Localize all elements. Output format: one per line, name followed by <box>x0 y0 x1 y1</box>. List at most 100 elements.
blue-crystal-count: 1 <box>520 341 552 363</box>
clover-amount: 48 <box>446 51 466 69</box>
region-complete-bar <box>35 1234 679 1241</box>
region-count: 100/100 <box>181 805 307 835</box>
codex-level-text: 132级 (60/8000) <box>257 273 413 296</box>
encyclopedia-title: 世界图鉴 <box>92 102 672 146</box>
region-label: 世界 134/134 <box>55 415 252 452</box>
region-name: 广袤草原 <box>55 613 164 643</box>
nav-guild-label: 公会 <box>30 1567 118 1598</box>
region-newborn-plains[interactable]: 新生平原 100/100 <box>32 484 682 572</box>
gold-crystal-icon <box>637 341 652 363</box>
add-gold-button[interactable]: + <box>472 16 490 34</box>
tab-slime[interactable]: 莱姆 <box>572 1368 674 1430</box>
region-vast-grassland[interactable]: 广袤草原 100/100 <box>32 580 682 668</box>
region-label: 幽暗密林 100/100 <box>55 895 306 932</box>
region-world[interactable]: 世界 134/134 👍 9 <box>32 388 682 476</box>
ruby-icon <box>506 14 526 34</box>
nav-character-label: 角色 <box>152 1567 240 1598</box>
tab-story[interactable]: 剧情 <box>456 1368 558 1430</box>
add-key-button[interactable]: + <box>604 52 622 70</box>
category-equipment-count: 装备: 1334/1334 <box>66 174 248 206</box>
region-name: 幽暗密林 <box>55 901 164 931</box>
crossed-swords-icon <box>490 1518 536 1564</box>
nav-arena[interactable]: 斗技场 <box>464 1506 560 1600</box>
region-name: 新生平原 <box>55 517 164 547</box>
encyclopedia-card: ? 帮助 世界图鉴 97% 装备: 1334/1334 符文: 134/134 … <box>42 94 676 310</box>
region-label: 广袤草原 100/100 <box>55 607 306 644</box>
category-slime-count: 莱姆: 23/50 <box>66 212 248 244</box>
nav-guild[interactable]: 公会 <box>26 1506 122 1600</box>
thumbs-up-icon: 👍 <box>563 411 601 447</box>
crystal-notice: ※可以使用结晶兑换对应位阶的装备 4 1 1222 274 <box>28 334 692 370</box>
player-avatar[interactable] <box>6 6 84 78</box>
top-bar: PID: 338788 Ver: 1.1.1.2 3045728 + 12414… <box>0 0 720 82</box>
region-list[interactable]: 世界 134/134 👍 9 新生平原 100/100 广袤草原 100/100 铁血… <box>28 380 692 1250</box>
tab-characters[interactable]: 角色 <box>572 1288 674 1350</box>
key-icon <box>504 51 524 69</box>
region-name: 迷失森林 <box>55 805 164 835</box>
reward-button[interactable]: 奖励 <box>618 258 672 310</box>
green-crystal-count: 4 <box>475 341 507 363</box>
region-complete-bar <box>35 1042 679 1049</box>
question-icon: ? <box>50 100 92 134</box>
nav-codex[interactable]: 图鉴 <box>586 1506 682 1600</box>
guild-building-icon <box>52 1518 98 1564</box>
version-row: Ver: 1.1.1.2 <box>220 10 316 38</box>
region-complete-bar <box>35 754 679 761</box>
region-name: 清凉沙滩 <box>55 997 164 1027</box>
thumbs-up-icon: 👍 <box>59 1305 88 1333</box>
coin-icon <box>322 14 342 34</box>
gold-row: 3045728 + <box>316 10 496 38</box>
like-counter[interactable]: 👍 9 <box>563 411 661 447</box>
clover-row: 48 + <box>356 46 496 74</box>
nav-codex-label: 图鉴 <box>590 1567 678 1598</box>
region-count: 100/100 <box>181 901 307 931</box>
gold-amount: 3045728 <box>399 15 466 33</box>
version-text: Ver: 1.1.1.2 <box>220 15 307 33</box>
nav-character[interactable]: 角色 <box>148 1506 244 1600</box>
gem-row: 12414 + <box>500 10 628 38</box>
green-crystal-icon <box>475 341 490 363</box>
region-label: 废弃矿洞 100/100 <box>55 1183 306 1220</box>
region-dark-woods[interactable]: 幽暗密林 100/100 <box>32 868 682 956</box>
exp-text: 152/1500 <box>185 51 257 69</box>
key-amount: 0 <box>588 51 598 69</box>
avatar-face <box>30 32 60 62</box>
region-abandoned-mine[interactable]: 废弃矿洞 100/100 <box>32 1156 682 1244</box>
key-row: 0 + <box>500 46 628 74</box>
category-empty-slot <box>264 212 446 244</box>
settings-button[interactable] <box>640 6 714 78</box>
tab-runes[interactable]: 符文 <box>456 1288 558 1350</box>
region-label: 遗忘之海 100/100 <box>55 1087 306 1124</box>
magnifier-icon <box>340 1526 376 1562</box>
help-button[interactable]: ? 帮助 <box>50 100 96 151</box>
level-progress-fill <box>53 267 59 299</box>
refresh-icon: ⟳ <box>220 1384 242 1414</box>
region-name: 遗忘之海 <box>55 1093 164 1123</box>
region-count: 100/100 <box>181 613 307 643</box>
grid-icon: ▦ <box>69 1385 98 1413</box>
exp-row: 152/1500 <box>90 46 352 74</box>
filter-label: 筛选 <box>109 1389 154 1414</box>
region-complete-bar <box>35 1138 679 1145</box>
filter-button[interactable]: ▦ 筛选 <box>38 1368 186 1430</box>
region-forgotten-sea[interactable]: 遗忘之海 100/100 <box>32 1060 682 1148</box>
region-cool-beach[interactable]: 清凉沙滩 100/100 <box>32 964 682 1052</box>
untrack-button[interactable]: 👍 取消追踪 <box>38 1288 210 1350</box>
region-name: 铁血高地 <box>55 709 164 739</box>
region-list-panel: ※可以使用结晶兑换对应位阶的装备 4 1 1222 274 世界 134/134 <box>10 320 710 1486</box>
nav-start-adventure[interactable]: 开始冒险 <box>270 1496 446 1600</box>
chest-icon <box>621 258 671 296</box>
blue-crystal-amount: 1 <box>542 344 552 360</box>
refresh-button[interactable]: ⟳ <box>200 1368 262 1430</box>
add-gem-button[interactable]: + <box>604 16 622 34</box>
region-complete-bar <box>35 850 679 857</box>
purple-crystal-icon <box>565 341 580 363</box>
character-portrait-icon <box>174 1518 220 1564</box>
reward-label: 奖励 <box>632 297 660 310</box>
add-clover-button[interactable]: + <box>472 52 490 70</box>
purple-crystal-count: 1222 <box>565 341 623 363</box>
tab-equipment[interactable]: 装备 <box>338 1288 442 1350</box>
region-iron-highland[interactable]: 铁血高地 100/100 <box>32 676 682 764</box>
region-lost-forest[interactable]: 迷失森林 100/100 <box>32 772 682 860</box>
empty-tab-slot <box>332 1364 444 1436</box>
★ ★ ★ ★ ★ ★ ★
Directive —
Copy every one of the rows above word for word.

Response —
Localize all elements. Output format: one per line, name followed by <box>x0 y0 x1 y1</box>. List at most 100 elements.
blue-crystal-count: 1 <box>520 341 552 363</box>
clover-amount: 48 <box>446 51 466 69</box>
region-complete-bar <box>35 1234 679 1241</box>
region-count: 100/100 <box>181 805 307 835</box>
codex-level-text: 132级 (60/8000) <box>257 273 413 296</box>
encyclopedia-title: 世界图鉴 <box>92 102 672 146</box>
region-label: 世界 134/134 <box>55 415 252 452</box>
region-name: 广袤草原 <box>55 613 164 643</box>
nav-guild-label: 公会 <box>30 1567 118 1598</box>
region-newborn-plains[interactable]: 新生平原 100/100 <box>32 484 682 572</box>
gold-crystal-icon <box>637 341 652 363</box>
add-gold-button[interactable]: + <box>472 16 490 34</box>
tab-slime[interactable]: 莱姆 <box>572 1368 674 1430</box>
region-vast-grassland[interactable]: 广袤草原 100/100 <box>32 580 682 668</box>
region-label: 幽暗密林 100/100 <box>55 895 306 932</box>
region-world[interactable]: 世界 134/134 👍 9 <box>32 388 682 476</box>
ruby-icon <box>506 14 526 34</box>
nav-character-label: 角色 <box>152 1567 240 1598</box>
tab-story[interactable]: 剧情 <box>456 1368 558 1430</box>
add-key-button[interactable]: + <box>604 52 622 70</box>
category-equipment-count: 装备: 1334/1334 <box>66 174 248 206</box>
region-name: 幽暗密林 <box>55 901 164 931</box>
crossed-swords-icon <box>490 1518 536 1564</box>
nav-arena[interactable]: 斗技场 <box>464 1506 560 1600</box>
region-name: 新生平原 <box>55 517 164 547</box>
encyclopedia-card: ? 帮助 世界图鉴 97% 装备: 1334/1334 符文: 134/134 … <box>42 94 676 310</box>
region-label: 广袤草原 100/100 <box>55 607 306 644</box>
category-slime-count: 莱姆: 23/50 <box>66 212 248 244</box>
nav-guild[interactable]: 公会 <box>26 1506 122 1600</box>
thumbs-up-icon: 👍 <box>563 411 601 447</box>
crystal-notice: ※可以使用结晶兑换对应位阶的装备 4 1 1222 274 <box>28 334 692 370</box>
player-avatar[interactable] <box>6 6 84 78</box>
top-bar: PID: 338788 Ver: 1.1.1.2 3045728 + 12414… <box>0 0 720 82</box>
region-list[interactable]: 世界 134/134 👍 9 新生平原 100/100 广袤草原 100/100 铁血… <box>28 380 692 1250</box>
tab-characters[interactable]: 角色 <box>572 1288 674 1350</box>
key-icon <box>504 51 524 69</box>
region-name: 迷失森林 <box>55 805 164 835</box>
reward-button[interactable]: 奖励 <box>618 258 672 310</box>
green-crystal-count: 4 <box>475 341 507 363</box>
region-complete-bar <box>35 1042 679 1049</box>
question-icon: ? <box>50 100 92 134</box>
nav-codex[interactable]: 图鉴 <box>586 1506 682 1600</box>
guild-building-icon <box>52 1518 98 1564</box>
version-row: Ver: 1.1.1.2 <box>220 10 316 38</box>
region-complete-bar <box>35 754 679 761</box>
region-name: 清凉沙滩 <box>55 997 164 1027</box>
thumbs-up-icon: 👍 <box>59 1305 88 1333</box>
coin-icon <box>322 14 342 34</box>
gold-row: 3045728 + <box>316 10 496 38</box>
like-counter[interactable]: 👍 9 <box>563 411 661 447</box>
clover-row: 48 + <box>356 46 496 74</box>
nav-codex-label: 图鉴 <box>590 1567 678 1598</box>
region-count: 100/100 <box>181 901 307 931</box>
gold-amount: 3045728 <box>399 15 466 33</box>
version-text: Ver: 1.1.1.2 <box>220 15 307 33</box>
nav-character[interactable]: 角色 <box>148 1506 244 1600</box>
gem-row: 12414 + <box>500 10 628 38</box>
green-crystal-icon <box>475 341 490 363</box>
region-label: 废弃矿洞 100/100 <box>55 1183 306 1220</box>
region-dark-woods[interactable]: 幽暗密林 100/100 <box>32 868 682 956</box>
exp-text: 152/1500 <box>185 51 257 69</box>
key-amount: 0 <box>588 51 598 69</box>
avatar-face <box>30 32 60 62</box>
region-abandoned-mine[interactable]: 废弃矿洞 100/100 <box>32 1156 682 1244</box>
key-row: 0 + <box>500 46 628 74</box>
category-empty-slot <box>264 212 446 244</box>
settings-button[interactable] <box>640 6 714 78</box>
tab-runes[interactable]: 符文 <box>456 1288 558 1350</box>
region-label: 遗忘之海 100/100 <box>55 1087 306 1124</box>
magnifier-icon <box>340 1526 376 1562</box>
help-button[interactable]: ? 帮助 <box>50 100 96 151</box>
level-progress-fill <box>53 267 59 299</box>
refresh-icon: ⟳ <box>220 1384 242 1414</box>
region-name: 遗忘之海 <box>55 1093 164 1123</box>
region-count: 100/100 <box>181 613 307 643</box>
grid-icon: ▦ <box>69 1385 98 1413</box>
exp-row: 152/1500 <box>90 46 352 74</box>
filter-label: 筛选 <box>109 1389 154 1414</box>
region-complete-bar <box>35 1138 679 1145</box>
filter-button[interactable]: ▦ 筛选 <box>38 1368 186 1430</box>
region-forgotten-sea[interactable]: 遗忘之海 100/100 <box>32 1060 682 1148</box>
region-cool-beach[interactable]: 清凉沙滩 100/100 <box>32 964 682 1052</box>
untrack-button[interactable]: 👍 取消追踪 <box>38 1288 210 1350</box>
region-name: 铁血高地 <box>55 709 164 739</box>
region-list-panel: ※可以使用结晶兑换对应位阶的装备 4 1 1222 274 世界 134/134 <box>10 320 710 1486</box>
nav-start-adventure[interactable]: 开始冒险 <box>270 1496 446 1600</box>
chest-icon <box>621 258 671 296</box>
blue-crystal-amount: 1 <box>542 344 552 360</box>
refresh-button[interactable]: ⟳ <box>200 1368 262 1430</box>
add-gem-button[interactable]: + <box>604 16 622 34</box>
region-complete-bar <box>35 850 679 857</box>
purple-crystal-icon <box>565 341 580 363</box>
character-portrait-icon <box>174 1518 220 1564</box>
reward-label: 奖励 <box>632 297 660 310</box>
add-clover-button[interactable]: + <box>472 52 490 70</box>
purple-crystal-count: 1222 <box>565 341 623 363</box>
tab-equipment[interactable]: 装备 <box>338 1288 442 1350</box>
region-iron-highland[interactable]: 铁血高地 100/100 <box>32 676 682 764</box>
region-lost-forest[interactable]: 迷失森林 100/100 <box>32 772 682 860</box>
empty-tab-slot <box>332 1364 444 1436</box>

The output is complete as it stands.